begin SUPPLIED MATERIAL
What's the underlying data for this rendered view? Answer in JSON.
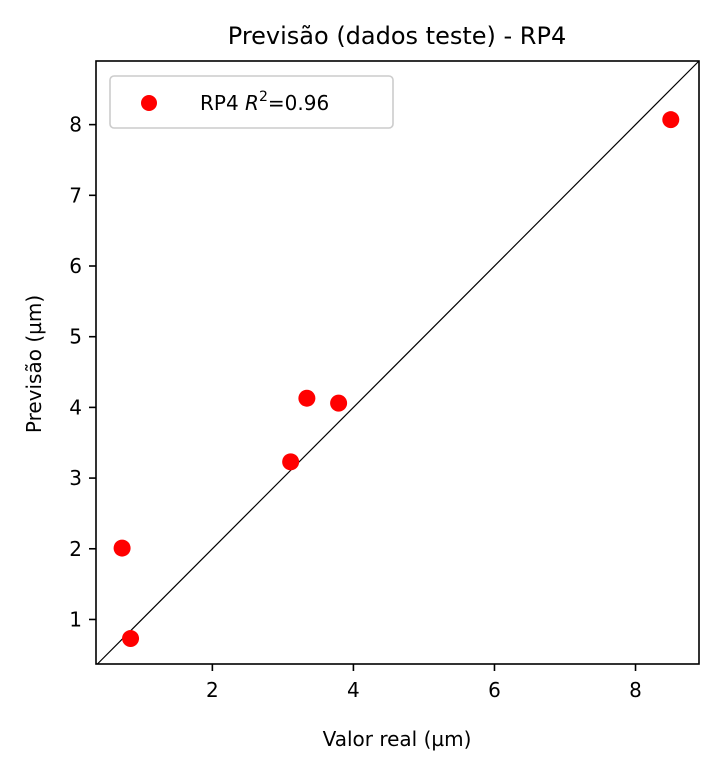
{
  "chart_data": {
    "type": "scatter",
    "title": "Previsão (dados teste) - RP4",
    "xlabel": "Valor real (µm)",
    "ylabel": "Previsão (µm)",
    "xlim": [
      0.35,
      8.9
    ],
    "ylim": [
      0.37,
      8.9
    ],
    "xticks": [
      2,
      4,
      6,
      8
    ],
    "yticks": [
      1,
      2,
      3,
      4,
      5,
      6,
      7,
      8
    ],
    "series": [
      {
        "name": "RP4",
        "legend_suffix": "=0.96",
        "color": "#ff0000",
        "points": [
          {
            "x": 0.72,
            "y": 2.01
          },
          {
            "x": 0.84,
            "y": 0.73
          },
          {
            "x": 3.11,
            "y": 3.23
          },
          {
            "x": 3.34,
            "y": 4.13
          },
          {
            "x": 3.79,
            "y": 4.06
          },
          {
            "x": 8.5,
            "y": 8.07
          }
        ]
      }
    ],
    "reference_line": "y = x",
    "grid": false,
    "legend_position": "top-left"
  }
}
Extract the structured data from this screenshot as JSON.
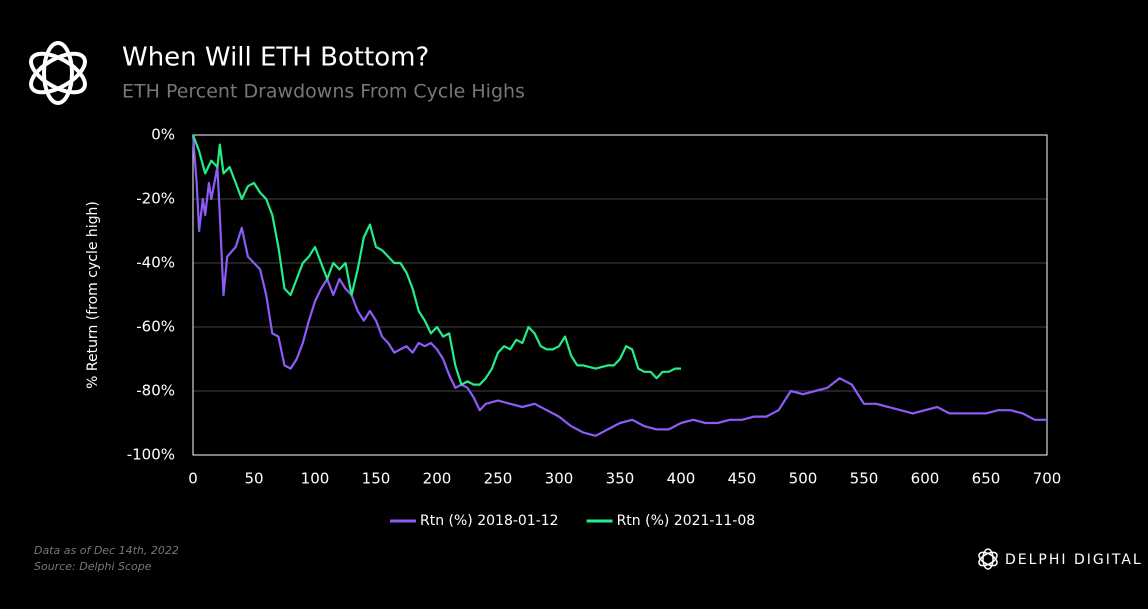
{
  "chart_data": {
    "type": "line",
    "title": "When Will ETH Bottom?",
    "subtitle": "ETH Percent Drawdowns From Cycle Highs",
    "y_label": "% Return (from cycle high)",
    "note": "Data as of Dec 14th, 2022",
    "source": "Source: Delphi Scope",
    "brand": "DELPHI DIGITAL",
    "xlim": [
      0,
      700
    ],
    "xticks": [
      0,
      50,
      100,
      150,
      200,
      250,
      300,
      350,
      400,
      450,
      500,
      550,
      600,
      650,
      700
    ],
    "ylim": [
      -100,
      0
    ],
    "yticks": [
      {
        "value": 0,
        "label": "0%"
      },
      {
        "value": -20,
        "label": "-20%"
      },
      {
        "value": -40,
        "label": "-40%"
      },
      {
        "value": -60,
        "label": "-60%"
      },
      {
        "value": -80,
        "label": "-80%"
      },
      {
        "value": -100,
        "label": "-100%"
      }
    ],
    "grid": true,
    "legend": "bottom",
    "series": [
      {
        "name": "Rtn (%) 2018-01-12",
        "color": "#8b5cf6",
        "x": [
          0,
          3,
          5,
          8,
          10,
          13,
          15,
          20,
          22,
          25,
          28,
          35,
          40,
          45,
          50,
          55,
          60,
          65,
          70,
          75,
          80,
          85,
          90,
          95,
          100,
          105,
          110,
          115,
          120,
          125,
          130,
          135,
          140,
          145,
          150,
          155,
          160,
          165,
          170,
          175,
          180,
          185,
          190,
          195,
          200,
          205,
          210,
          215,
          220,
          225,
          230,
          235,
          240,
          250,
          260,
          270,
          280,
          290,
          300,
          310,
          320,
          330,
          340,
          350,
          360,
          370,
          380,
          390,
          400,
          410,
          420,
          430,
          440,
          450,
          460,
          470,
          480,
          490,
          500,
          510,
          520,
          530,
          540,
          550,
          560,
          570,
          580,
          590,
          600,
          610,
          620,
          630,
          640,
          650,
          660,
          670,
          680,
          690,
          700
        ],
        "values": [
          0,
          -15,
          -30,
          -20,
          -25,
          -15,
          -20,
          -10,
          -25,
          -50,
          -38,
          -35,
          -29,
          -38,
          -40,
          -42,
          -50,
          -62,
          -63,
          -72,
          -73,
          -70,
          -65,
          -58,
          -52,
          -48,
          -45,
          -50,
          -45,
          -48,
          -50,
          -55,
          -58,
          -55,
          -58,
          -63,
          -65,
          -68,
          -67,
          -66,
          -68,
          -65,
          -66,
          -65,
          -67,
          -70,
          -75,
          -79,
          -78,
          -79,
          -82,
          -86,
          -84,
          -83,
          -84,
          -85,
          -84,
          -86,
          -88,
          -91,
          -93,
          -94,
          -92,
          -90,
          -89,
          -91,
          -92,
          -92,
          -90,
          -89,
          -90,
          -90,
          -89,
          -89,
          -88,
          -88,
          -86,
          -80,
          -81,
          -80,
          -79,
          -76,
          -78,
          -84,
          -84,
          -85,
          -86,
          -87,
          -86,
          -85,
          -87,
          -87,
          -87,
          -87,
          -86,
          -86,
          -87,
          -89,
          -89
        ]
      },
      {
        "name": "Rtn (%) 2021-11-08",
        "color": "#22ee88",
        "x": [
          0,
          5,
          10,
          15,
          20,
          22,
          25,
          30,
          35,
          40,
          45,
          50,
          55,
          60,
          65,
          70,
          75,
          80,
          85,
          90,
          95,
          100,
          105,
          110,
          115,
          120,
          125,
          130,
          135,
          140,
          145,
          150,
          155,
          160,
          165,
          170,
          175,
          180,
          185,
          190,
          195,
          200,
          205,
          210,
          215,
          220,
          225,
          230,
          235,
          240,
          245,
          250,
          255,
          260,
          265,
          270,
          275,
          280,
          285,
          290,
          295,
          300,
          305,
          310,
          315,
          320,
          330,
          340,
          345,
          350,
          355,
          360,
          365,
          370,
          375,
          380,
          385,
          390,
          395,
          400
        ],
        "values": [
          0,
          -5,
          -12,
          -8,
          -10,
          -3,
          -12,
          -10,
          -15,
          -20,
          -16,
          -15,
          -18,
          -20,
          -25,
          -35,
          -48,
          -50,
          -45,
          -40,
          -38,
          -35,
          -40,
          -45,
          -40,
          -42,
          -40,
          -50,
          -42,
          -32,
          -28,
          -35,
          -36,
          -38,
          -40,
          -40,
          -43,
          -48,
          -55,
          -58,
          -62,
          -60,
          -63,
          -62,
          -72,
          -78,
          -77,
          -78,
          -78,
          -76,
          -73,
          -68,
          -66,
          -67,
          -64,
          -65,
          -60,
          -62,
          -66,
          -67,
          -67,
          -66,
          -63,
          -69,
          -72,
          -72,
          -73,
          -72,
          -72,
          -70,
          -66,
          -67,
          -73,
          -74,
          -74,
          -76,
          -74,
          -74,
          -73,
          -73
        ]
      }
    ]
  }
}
end SUPPLIED MATERIAL
Quote every record above exactly, leaving out any pictures.

What's the underlying data for this rendered view? Answer in JSON.
{
  "chart_data": {
    "type": "scatter",
    "title": "Previsão (dados teste) - RP4",
    "xlabel": "Valor real (µm)",
    "ylabel": "Previsão (µm)",
    "xlim": [
      0.35,
      8.9
    ],
    "ylim": [
      0.37,
      8.9
    ],
    "xticks": [
      2,
      4,
      6,
      8
    ],
    "yticks": [
      1,
      2,
      3,
      4,
      5,
      6,
      7,
      8
    ],
    "series": [
      {
        "name": "RP4",
        "legend_suffix": "=0.96",
        "color": "#ff0000",
        "points": [
          {
            "x": 0.72,
            "y": 2.01
          },
          {
            "x": 0.84,
            "y": 0.73
          },
          {
            "x": 3.11,
            "y": 3.23
          },
          {
            "x": 3.34,
            "y": 4.13
          },
          {
            "x": 3.79,
            "y": 4.06
          },
          {
            "x": 8.5,
            "y": 8.07
          }
        ]
      }
    ],
    "reference_line": "y = x",
    "grid": false,
    "legend_position": "top-left"
  }
}
Extract the structured data from this screenshot as JSON.
{
  "chart_data": {
    "type": "line",
    "title": "When Will ETH Bottom?",
    "subtitle": "ETH Percent Drawdowns From Cycle Highs",
    "y_label": "% Return (from cycle high)",
    "note": "Data as of Dec 14th, 2022",
    "source": "Source: Delphi Scope",
    "brand": "DELPHI DIGITAL",
    "xlim": [
      0,
      700
    ],
    "xticks": [
      0,
      50,
      100,
      150,
      200,
      250,
      300,
      350,
      400,
      450,
      500,
      550,
      600,
      650,
      700
    ],
    "ylim": [
      -100,
      0
    ],
    "yticks": [
      {
        "value": 0,
        "label": "0%"
      },
      {
        "value": -20,
        "label": "-20%"
      },
      {
        "value": -40,
        "label": "-40%"
      },
      {
        "value": -60,
        "label": "-60%"
      },
      {
        "value": -80,
        "label": "-80%"
      },
      {
        "value": -100,
        "label": "-100%"
      }
    ],
    "grid": true,
    "legend": "bottom",
    "series": [
      {
        "name": "Rtn (%) 2018-01-12",
        "color": "#8b5cf6",
        "x": [
          0,
          3,
          5,
          8,
          10,
          13,
          15,
          20,
          22,
          25,
          28,
          35,
          40,
          45,
          50,
          55,
          60,
          65,
          70,
          75,
          80,
          85,
          90,
          95,
          100,
          105,
          110,
          115,
          120,
          125,
          130,
          135,
          140,
          145,
          150,
          155,
          160,
          165,
          170,
          175,
          180,
          185,
          190,
          195,
          200,
          205,
          210,
          215,
          220,
          225,
          230,
          235,
          240,
          250,
          260,
          270,
          280,
          290,
          300,
          310,
          320,
          330,
          340,
          350,
          360,
          370,
          380,
          390,
          400,
          410,
          420,
          430,
          440,
          450,
          460,
          470,
          480,
          490,
          500,
          510,
          520,
          530,
          540,
          550,
          560,
          570,
          580,
          590,
          600,
          610,
          620,
          630,
          640,
          650,
          660,
          670,
          680,
          690,
          700
        ],
        "values": [
          0,
          -15,
          -30,
          -20,
          -25,
          -15,
          -20,
          -10,
          -25,
          -50,
          -38,
          -35,
          -29,
          -38,
          -40,
          -42,
          -50,
          -62,
          -63,
          -72,
          -73,
          -70,
          -65,
          -58,
          -52,
          -48,
          -45,
          -50,
          -45,
          -48,
          -50,
          -55,
          -58,
          -55,
          -58,
          -63,
          -65,
          -68,
          -67,
          -66,
          -68,
          -65,
          -66,
          -65,
          -67,
          -70,
          -75,
          -79,
          -78,
          -79,
          -82,
          -86,
          -84,
          -83,
          -84,
          -85,
          -84,
          -86,
          -88,
          -91,
          -93,
          -94,
          -92,
          -90,
          -89,
          -91,
          -92,
          -92,
          -90,
          -89,
          -90,
          -90,
          -89,
          -89,
          -88,
          -88,
          -86,
          -80,
          -81,
          -80,
          -79,
          -76,
          -78,
          -84,
          -84,
          -85,
          -86,
          -87,
          -86,
          -85,
          -87,
          -87,
          -87,
          -87,
          -86,
          -86,
          -87,
          -89,
          -89
        ]
      },
      {
        "name": "Rtn (%) 2021-11-08",
        "color": "#22ee88",
        "x": [
          0,
          5,
          10,
          15,
          20,
          22,
          25,
          30,
          35,
          40,
          45,
          50,
          55,
          60,
          65,
          70,
          75,
          80,
          85,
          90,
          95,
          100,
          105,
          110,
          115,
          120,
          125,
          130,
          135,
          140,
          145,
          150,
          155,
          160,
          165,
          170,
          175,
          180,
          185,
          190,
          195,
          200,
          205,
          210,
          215,
          220,
          225,
          230,
          235,
          240,
          245,
          250,
          255,
          260,
          265,
          270,
          275,
          280,
          285,
          290,
          295,
          300,
          305,
          310,
          315,
          320,
          330,
          340,
          345,
          350,
          355,
          360,
          365,
          370,
          375,
          380,
          385,
          390,
          395,
          400
        ],
        "values": [
          0,
          -5,
          -12,
          -8,
          -10,
          -3,
          -12,
          -10,
          -15,
          -20,
          -16,
          -15,
          -18,
          -20,
          -25,
          -35,
          -48,
          -50,
          -45,
          -40,
          -38,
          -35,
          -40,
          -45,
          -40,
          -42,
          -40,
          -50,
          -42,
          -32,
          -28,
          -35,
          -36,
          -38,
          -40,
          -40,
          -43,
          -48,
          -55,
          -58,
          -62,
          -60,
          -63,
          -62,
          -72,
          -78,
          -77,
          -78,
          -78,
          -76,
          -73,
          -68,
          -66,
          -67,
          -64,
          -65,
          -60,
          -62,
          -66,
          -67,
          -67,
          -66,
          -63,
          -69,
          -72,
          -72,
          -73,
          -72,
          -72,
          -70,
          -66,
          -67,
          -73,
          -74,
          -74,
          -76,
          -74,
          -74,
          -73,
          -73
        ]
      }
    ]
  }
}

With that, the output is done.